Gather up every line that includes the string "text".

+++++

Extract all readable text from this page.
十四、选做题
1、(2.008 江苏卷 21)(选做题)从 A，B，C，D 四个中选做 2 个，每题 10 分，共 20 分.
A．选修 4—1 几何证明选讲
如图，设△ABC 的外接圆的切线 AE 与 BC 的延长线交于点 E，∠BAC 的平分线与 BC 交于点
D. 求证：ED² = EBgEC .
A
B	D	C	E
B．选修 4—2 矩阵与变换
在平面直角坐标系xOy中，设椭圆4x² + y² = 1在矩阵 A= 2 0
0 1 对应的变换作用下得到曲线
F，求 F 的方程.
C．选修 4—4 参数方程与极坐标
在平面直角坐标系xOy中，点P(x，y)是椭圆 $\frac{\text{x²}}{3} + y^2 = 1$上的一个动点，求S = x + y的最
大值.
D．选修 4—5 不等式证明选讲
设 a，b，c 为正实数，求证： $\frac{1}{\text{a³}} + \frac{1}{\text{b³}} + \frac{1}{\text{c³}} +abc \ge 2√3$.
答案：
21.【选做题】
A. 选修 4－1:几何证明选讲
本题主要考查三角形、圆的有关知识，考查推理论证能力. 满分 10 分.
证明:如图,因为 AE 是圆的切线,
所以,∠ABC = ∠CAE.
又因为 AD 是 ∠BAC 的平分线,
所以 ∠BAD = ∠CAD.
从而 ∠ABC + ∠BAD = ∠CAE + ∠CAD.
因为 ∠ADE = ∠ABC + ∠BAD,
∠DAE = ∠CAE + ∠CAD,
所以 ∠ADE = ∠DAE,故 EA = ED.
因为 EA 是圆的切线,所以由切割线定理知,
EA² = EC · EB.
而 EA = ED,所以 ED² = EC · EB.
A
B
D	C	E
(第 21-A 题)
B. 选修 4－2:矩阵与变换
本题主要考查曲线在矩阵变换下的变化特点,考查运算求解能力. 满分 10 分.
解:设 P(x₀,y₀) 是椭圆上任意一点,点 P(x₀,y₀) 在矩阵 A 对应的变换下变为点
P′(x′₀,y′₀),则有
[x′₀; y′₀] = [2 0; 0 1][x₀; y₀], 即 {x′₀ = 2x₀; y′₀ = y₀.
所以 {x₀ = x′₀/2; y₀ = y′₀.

+++++

RESPONSE:
Extract all readable text from this page.
在平面直角坐标系xOy中，点P(x，y)是椭圆 $\frac{\text{x²}}{3} + y^2 = 1$上的一个动点，求S = x + y的最
设 a，b，c 为正实数，求证： $\frac{1}{\text{a³}} + \frac{1}{\text{b³}} + \frac{1}{\text{c³}} +abc \ge 2√3$.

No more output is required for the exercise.